By Randy Ray
Agnes Nemeth Bright, who was born in the quiet backwater community of Szigetvar, Hungary, recently released her third book, The House of the Yellow Star.
Published by Baico Publishing of Ottawa, the book is a fictionalized version of the haunting years of the Second World War, the fate of the mixed-marriage family members, and their Jewish relatives and friends. It is based on Bright’s personal story but written through the eyes of a teenager, not the child she was at the time.
Bright, now a resident of West Carleton Township, recalls Szigetvar as a place where “everybody knew everybody, and where I was safe no matter in which street I ended up on. These were my happy years as the only child, niece, and grandchild, the centre of a large, extended family.’’
As a rule, she recalls, children accepted their circumstances without question. “I, for instance, never wondered why my grandmother went to a Roman Catholic church, my grandfather attended the services at a synagogue, and my relatives came to our home to celebrate a very Protestant Christmas. Before the Second World War in Hungary – like in the other parts of Europe – intermarriages were not unusual.’’
Things changed during the war that brought to Hungary the so-called Jewish Laws, invented in Hitler’s Germany. The laws declared that religion was unimportant in who was who; what counted was race. In effect, similarly to how the descendants of slaves had been classified in America, people became 1/8th, 1/4th, ½, etc. Jewish. Our world morphed into a strange, dangerous entity, recalls Bright, who at this point belonged to one of the Jewish categories, despite her Protestant religion.
The House of the Yellow Star recounts how in 1943, Hungary’s government was eager to emulate its German master, putting into effect the Jewish Laws. The civil rights and dignity of those who are classified as Jews, were gradually taken away. As the situation worsened, desperate Jews used what might be called reverse identity politics, to try to survive by conversion or with the help of forged documents.
In her book, the Lovass family – Anton, Emma, and Lilian – is still able to live a quiet life, thanks to the father’s documented Christian ancestry. Teenager Lili’s concerns remain doing well in school and seeing her friends on weekends – especially her secret heartthrob, Gabor Rosenthal.
A few dangerous situations aside, it means very little that she was officially declared to be Jewish after being Protestant all her life.
In the summer of 1944, most of Hungary’s Jews are locked into ghettos, and then deported to the deadly concentration camps. Gabor is among them. But, thanks mainly to the Churches’ fight on their behalf, some of the baptized, the children of mixed parentage, and the Jewish spouses of Gentiles escape this fate. They are forced into guarded dwellings, however, each marked with the six-pointed Star of David, commonly called the Yellow Star. It is in one of these houses that Emma and her daughter, in mortal danger to the very end, wait for liberation and perhaps the return of their loved ones.
During the war, as the Jews of Europe are dying in concentration camps, Emma and Lilian Lovass escape the worst fate in Hungary because of the documented Christian ancestry of Anton Lovass, Emma’s husband and Lili’s father.
In real life after the war – Christian once more – Bright was accepted eventually by the Lowey Klara Leanygimnazium [Girls’ high school] that managed to keep up the standards even after the nuns had been long gone.

§ Given instruction 1
For each statement below, say whether it agrees with the article about Agnes Nemeth Bright's book, answering yes or no and quoting the words of the article that decide it. (a) The House of the Yellow Star was published by a publisher based in Ottawa. (b) The story is told through the eyes of a small child. (c) Gabor Rosenthal escapes deportation.
§ Given instruction 2
Write the next part of the article about Agnes Nemeth Bright's book, picking up after its final sentence.

§ Material provided

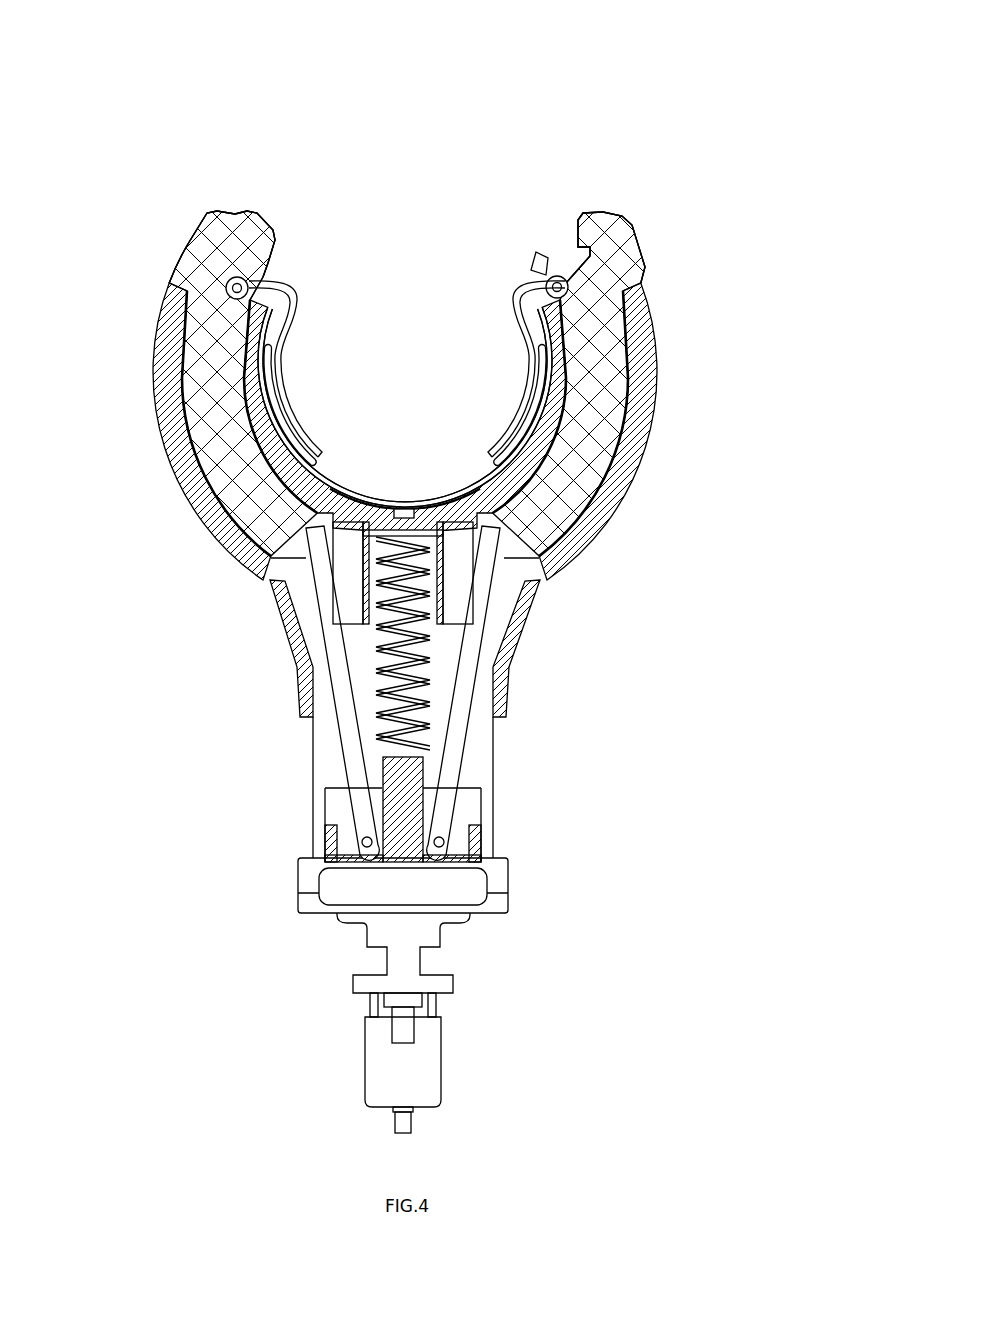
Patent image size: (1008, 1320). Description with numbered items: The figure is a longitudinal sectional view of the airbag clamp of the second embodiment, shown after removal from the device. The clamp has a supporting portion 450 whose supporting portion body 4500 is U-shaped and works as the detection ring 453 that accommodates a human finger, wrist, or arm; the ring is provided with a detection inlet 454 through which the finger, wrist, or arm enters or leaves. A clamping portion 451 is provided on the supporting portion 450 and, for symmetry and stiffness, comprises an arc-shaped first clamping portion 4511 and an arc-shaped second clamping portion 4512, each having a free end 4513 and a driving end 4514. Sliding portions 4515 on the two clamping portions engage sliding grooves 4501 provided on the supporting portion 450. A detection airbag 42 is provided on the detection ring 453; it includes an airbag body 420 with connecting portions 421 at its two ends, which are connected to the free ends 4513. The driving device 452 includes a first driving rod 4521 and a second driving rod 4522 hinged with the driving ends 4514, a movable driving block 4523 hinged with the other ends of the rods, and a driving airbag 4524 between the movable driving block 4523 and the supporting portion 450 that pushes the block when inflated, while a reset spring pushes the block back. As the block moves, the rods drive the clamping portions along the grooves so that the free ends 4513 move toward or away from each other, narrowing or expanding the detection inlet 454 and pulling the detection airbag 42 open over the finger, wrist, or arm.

The detection airbag 42 is at (297, 293).
The airbag body 420 is at (340, 497).
The connecting portions 421 is at (242, 285).
The supporting portion 450 is at (500, 667).
The supporting portion body 4500 is at (617, 483).
The sliding grooves 4501 is at (245, 400).
The clamping portion 451 is at (600, 230).
The first clamping portion 4511 is at (186, 292).
The second clamping portion 4512 is at (610, 357).
The free ends 4513 is at (215, 245).
The driving ends 4514 is at (295, 537).
The sliding portions 4515 is at (217, 353).
The driving device 452 is at (510, 808).
The first driving rod 4521 is at (345, 718).
The second driving rod 4522 is at (463, 707).
The movable driving block 4523 is at (347, 823).
The driving airbag 4524 is at (437, 883).
The detection ring 453 is at (285, 399).
The detection inlet 454 is at (403, 238).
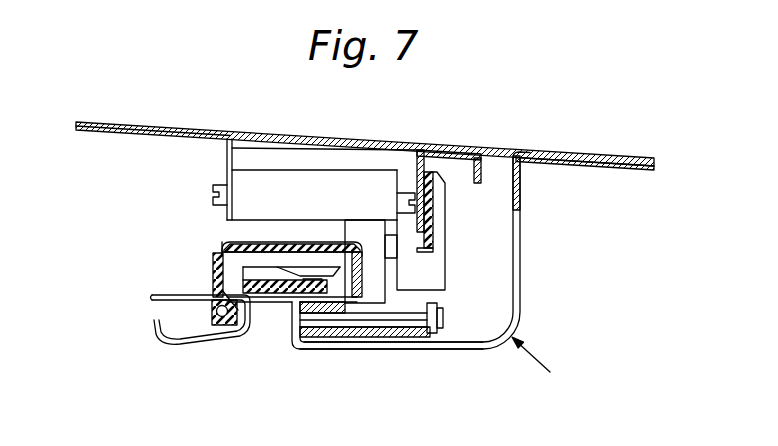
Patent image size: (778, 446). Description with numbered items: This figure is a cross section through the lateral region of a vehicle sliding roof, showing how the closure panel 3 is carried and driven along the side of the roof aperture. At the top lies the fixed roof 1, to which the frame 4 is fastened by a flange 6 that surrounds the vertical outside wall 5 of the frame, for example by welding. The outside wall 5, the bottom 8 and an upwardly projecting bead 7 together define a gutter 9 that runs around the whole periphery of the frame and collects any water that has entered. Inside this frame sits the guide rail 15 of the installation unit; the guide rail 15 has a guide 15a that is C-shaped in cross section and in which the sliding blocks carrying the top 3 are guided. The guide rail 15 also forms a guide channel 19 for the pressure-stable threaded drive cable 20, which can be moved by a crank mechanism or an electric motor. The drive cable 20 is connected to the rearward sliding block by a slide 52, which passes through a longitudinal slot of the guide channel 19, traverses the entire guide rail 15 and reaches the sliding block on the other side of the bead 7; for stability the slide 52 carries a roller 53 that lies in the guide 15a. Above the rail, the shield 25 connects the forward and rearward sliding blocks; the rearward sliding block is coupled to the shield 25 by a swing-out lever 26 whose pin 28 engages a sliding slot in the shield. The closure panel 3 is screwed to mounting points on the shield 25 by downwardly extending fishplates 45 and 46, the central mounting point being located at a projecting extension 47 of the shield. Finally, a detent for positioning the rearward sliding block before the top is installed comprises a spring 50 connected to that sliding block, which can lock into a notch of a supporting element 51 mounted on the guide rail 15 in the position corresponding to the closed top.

The roof 1 is at (595, 157).
The closure panel 3 is at (185, 126).
The frame 4 is at (535, 363).
The outside wall 5 is at (521, 234).
The flange 6 is at (603, 169).
The bead 7 is at (268, 303).
The bottom 8 is at (427, 348).
The gutter 9 is at (467, 327).
The guide rail 15 is at (183, 302).
The guide 15a is at (327, 349).
The guide channel 19 is at (210, 326).
The drive cable 20 is at (223, 318).
The shield 25 is at (438, 226).
The swing-out lever 26 is at (373, 300).
The pin 28 is at (392, 245).
The fishplate 45 is at (233, 157).
The fishplate 46 is at (426, 152).
The projecting extension 47 is at (343, 180).
The spring 50 is at (318, 272).
The supporting element 51 is at (243, 282).
The slide 52 is at (240, 244).
The roller 53 is at (352, 340).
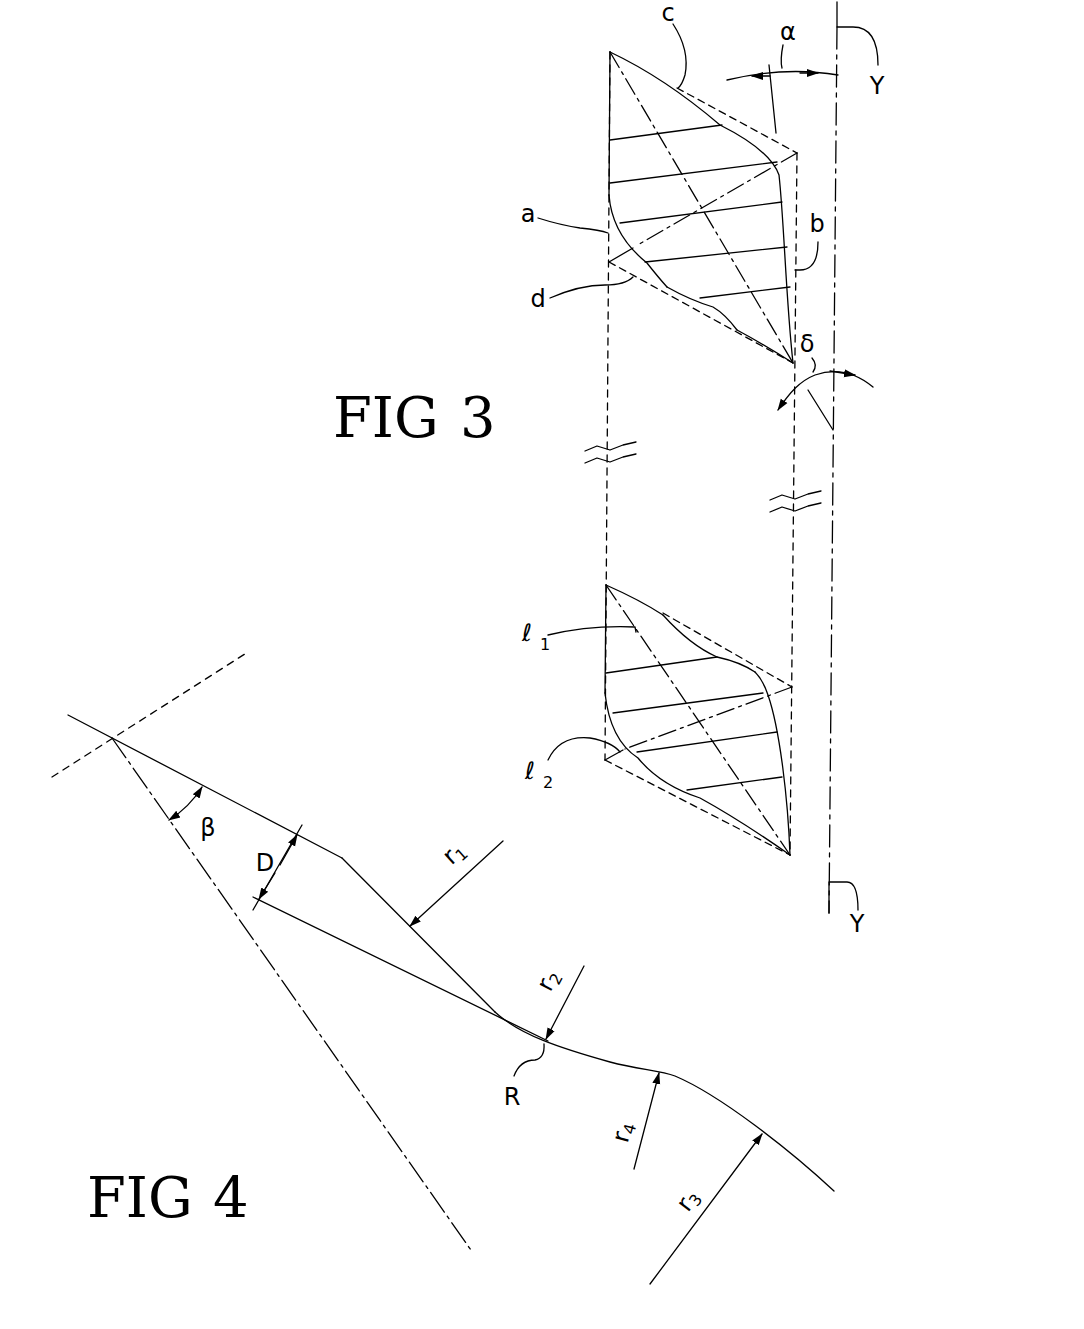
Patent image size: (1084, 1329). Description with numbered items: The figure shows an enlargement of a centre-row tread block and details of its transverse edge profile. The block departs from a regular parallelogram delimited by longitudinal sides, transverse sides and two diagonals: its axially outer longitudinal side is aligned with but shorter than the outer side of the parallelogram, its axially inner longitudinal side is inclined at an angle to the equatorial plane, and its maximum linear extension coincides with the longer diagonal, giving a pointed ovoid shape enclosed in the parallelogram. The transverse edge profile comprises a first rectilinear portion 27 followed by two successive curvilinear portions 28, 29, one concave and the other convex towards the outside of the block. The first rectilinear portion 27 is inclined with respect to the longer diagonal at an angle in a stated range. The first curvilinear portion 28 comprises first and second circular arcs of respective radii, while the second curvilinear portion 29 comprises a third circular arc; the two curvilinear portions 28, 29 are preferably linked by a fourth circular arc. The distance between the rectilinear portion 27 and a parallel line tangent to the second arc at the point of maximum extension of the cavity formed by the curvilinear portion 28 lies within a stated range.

The first rectilinear portion 27 is at (253, 793).
The first curvilinear portion 28 is at (487, 964).
The second curvilinear portion 29 is at (694, 1137).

§ Task answer 1
(a) Yes: "Published by Baico Publishing of Ottawa"
(b) No: "written through the eyes of a teenager, not the child she was at the time"
(c) No: "most of Hungary’s Jews are locked into ghettos, and then deported to the deadly concentration camps. Gabor is among them."

§ Task answer 2
“But I was not so lucky when it came to entering a university: during Communist rule my father became an “enemy of the people” due to his senior position before the war. However, it was taken into consideration that I was a girl who wanted to go to the Budapesti Muegyetem [now: Budapest University of Technology and Economics]. Not many did.’’
History caught up with Bright again with the 1956 uprising.
“At first I thought that the students of the Muegyetem were crazy to tear up the cobblestones and build barricades, but in the end volunteered to become a messenger between two fighting groups. It was typical of the ‘tone’ of this uprising that they accepted me without investigation.’’
Bright escaped from Hungary on December 9, 1956 and arrived in Montreal with a student group after almost six months of refugee life in Austria. But having only “school French” and no English, she had a hard time fitting into Canadian society. Only after many menial jobs and several university courses, did the Engineering Institute grant her a degree. She was among the first Canadian “lady engineers”.
Although the combination of the name “Agnes” and the title “engineer” identified her as a European newcomer on job applications, she did land a good job at CAE Electronics. Engineers who were familiar with computers were relatively rare.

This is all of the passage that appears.